## Data
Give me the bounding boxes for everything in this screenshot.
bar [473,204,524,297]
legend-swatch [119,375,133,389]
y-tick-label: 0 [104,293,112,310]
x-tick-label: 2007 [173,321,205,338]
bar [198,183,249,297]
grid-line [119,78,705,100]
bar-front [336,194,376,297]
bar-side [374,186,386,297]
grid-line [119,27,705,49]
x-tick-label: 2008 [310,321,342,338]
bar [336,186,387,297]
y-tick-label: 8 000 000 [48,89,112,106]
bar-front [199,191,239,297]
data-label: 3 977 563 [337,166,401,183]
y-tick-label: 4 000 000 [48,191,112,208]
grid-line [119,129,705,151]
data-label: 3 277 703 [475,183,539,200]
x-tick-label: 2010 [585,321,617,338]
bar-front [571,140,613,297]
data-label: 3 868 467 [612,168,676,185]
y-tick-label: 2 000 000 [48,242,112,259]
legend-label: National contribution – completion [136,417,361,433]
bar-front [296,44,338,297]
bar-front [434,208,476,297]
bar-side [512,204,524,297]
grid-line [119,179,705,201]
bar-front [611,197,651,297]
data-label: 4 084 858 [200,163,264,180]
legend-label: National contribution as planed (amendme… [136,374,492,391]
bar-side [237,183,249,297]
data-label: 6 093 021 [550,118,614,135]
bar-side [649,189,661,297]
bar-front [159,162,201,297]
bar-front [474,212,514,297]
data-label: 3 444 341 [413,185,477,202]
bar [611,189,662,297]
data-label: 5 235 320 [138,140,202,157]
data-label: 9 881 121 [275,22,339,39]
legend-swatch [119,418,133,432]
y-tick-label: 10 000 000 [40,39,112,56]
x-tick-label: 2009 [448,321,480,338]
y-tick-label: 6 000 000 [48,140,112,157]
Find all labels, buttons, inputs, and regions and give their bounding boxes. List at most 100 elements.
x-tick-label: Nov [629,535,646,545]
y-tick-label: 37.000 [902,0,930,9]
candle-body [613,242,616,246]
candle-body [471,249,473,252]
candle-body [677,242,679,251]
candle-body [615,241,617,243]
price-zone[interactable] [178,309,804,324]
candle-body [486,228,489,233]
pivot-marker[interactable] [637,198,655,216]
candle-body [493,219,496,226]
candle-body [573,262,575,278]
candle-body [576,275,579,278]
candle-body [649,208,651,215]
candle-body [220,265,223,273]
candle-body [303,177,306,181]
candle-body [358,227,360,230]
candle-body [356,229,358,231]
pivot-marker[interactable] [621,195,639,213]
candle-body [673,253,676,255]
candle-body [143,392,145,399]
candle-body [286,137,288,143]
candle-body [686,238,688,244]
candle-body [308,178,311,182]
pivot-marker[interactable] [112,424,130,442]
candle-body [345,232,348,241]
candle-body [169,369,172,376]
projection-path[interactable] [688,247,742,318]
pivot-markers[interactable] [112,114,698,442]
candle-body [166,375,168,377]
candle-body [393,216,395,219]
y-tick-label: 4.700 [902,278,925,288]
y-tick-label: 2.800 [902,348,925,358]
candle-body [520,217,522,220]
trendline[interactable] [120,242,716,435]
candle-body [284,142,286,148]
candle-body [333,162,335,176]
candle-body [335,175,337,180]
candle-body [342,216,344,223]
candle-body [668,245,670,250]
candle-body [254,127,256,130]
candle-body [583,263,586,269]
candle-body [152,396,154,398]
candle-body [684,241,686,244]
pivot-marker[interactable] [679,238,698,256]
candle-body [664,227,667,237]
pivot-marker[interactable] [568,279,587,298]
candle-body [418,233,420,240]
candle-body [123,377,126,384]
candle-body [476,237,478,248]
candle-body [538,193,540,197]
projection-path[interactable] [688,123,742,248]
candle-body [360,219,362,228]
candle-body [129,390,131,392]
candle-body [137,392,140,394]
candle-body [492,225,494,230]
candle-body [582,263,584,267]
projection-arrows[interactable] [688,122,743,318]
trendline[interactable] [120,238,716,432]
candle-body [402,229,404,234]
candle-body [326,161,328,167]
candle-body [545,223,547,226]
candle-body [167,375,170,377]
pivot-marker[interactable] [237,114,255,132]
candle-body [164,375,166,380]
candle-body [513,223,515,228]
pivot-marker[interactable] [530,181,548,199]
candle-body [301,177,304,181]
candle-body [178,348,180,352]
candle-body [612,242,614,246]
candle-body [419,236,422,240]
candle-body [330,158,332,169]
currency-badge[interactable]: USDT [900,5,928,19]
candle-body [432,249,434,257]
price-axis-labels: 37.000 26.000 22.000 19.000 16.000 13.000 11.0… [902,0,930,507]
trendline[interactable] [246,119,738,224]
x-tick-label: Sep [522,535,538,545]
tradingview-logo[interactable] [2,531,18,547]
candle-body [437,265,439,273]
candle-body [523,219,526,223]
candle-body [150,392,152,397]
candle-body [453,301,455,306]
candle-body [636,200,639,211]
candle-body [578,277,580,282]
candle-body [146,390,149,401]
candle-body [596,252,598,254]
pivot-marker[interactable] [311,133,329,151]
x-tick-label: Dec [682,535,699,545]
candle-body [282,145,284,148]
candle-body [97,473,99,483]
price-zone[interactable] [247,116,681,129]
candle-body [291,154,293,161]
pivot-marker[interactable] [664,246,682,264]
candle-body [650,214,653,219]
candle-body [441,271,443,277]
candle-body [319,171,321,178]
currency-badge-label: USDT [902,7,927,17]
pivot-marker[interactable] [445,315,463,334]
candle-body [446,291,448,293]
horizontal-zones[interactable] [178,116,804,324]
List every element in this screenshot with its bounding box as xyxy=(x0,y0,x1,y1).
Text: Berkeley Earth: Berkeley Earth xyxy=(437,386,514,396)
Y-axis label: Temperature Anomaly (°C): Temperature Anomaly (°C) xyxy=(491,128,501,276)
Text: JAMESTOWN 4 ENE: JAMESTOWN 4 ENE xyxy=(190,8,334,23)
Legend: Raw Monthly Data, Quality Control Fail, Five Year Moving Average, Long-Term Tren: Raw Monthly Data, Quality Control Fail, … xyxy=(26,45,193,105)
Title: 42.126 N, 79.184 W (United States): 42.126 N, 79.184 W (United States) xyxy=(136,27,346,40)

## To do
Pull out every line of the items above that contains the string "price".

## Output below
price-zone[interactable] [178,309,804,324]
price-axis-labels: 37.000 26.000 22.000 19.000 16.000 13.000 11.0… [902,0,930,507]
price-zone[interactable] [247,116,681,129]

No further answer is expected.